### Directive
Take each line containing "floating" and report it exactly as written.

--- START Stored rows ---

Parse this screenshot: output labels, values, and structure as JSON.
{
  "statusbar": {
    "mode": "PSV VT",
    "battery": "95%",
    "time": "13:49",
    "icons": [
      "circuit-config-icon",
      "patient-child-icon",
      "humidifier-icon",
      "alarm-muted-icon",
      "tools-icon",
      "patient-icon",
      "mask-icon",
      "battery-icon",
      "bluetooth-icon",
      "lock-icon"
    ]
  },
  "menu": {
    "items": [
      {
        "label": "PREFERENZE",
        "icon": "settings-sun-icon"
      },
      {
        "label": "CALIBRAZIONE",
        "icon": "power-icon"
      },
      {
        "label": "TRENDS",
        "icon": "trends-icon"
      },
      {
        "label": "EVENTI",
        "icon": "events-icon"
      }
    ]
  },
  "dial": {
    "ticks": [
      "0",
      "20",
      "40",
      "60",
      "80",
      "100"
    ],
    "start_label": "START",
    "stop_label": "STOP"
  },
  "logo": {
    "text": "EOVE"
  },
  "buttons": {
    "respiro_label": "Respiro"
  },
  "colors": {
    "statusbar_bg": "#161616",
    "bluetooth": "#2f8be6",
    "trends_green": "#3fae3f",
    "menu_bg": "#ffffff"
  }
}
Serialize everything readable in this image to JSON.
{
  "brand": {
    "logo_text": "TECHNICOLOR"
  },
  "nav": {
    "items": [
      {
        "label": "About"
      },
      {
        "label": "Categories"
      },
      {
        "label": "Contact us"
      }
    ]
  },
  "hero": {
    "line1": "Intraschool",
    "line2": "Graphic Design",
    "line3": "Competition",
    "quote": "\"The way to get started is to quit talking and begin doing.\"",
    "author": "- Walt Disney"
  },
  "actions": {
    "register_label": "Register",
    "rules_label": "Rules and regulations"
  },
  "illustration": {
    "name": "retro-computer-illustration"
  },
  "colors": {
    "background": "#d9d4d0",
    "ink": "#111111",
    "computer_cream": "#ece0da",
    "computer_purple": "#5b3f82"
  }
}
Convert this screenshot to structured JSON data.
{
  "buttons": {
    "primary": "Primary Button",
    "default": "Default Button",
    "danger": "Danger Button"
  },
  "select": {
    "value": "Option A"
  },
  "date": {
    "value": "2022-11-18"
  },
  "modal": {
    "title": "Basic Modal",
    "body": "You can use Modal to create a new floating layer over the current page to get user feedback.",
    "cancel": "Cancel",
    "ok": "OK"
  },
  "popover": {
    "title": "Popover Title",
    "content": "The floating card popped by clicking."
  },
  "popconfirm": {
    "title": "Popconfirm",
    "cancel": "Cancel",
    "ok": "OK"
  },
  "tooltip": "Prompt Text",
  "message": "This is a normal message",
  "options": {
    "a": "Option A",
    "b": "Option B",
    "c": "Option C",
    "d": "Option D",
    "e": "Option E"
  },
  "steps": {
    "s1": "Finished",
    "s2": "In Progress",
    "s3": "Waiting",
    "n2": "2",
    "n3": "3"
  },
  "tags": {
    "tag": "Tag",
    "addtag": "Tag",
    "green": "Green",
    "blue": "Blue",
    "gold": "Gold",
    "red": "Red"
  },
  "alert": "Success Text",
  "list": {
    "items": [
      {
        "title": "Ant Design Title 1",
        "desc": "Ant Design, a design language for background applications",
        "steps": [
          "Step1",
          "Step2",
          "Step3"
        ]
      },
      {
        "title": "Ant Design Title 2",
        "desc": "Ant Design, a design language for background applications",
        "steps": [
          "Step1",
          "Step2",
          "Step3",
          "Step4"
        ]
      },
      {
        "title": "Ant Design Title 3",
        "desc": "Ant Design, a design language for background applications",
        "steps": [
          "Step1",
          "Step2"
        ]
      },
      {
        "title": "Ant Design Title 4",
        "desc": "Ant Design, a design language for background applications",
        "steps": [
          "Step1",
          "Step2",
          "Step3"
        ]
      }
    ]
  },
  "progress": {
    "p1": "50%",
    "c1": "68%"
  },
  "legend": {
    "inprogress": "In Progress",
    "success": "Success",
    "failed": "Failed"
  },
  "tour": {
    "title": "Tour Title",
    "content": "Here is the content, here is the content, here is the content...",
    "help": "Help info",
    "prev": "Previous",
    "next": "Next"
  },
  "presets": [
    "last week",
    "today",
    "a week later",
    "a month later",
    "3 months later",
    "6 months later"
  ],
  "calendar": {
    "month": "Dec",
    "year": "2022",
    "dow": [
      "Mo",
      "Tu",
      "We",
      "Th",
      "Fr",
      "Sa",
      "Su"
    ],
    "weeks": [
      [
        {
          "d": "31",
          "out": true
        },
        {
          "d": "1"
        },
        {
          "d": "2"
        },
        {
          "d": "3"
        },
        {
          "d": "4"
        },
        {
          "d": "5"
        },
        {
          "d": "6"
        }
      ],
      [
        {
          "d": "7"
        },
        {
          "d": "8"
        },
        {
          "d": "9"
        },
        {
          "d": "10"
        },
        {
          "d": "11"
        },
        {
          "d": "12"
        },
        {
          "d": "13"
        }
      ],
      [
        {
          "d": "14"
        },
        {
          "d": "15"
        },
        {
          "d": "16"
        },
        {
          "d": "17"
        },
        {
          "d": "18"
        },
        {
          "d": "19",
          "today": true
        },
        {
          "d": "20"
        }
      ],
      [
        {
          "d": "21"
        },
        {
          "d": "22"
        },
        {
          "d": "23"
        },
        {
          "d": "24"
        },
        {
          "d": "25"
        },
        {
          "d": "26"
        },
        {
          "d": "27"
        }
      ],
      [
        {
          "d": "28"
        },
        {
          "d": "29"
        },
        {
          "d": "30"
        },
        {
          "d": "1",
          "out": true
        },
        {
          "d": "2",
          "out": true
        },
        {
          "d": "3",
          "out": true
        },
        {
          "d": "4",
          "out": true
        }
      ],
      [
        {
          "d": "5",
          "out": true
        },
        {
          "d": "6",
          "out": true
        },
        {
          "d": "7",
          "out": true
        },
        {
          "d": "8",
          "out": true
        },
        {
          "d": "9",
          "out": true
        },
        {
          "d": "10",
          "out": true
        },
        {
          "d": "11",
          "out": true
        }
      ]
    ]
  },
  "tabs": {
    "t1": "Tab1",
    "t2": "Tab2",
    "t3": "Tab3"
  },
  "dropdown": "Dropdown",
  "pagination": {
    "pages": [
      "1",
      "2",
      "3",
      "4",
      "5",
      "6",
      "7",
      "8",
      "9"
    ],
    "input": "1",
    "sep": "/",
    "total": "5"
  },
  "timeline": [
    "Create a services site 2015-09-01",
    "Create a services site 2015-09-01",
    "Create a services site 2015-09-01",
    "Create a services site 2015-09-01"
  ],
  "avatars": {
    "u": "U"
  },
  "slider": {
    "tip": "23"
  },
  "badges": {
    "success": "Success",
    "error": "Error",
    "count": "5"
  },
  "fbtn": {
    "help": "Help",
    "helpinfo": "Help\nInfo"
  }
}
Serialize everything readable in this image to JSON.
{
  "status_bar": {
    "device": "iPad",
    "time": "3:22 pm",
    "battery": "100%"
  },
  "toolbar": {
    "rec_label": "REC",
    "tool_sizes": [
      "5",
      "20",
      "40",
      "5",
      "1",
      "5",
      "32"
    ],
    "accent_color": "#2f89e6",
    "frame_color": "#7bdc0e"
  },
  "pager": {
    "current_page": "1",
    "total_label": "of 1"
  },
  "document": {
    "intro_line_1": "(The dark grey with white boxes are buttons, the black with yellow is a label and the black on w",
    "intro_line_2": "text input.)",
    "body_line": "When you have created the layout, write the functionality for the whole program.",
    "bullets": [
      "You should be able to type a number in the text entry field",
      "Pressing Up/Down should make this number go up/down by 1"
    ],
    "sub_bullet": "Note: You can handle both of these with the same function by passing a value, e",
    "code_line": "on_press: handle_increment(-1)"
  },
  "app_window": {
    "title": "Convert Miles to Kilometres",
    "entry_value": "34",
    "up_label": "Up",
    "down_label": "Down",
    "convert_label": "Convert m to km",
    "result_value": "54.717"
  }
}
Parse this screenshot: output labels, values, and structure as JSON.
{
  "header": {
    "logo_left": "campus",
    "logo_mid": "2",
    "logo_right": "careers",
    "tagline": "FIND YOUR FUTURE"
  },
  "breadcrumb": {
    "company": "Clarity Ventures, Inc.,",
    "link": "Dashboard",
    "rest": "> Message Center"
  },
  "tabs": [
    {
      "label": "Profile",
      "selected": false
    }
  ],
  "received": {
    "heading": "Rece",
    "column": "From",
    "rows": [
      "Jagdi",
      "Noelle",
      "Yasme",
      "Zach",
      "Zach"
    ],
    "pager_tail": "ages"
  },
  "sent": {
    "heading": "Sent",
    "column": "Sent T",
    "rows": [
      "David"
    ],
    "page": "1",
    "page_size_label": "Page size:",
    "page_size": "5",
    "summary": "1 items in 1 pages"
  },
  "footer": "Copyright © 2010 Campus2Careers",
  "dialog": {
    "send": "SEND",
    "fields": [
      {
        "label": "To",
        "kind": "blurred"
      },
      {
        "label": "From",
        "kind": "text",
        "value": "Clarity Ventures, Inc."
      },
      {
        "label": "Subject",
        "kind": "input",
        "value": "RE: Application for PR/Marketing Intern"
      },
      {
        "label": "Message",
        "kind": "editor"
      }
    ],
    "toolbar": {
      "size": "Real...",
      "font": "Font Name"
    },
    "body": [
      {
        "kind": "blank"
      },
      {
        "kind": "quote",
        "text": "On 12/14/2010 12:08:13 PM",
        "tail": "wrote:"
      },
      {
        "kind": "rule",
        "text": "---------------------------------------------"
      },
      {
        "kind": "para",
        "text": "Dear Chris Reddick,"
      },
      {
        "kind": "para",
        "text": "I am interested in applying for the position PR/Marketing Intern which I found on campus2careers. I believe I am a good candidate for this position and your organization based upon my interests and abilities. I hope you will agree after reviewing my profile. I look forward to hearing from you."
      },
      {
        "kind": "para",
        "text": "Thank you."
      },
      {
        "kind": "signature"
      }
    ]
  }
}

--- END Stored rows ---

### Solution for this exercise
    "body": "You can use Modal to create a new floating layer over the current page to get user feedback.",
    "content": "The floating card popped by clicking."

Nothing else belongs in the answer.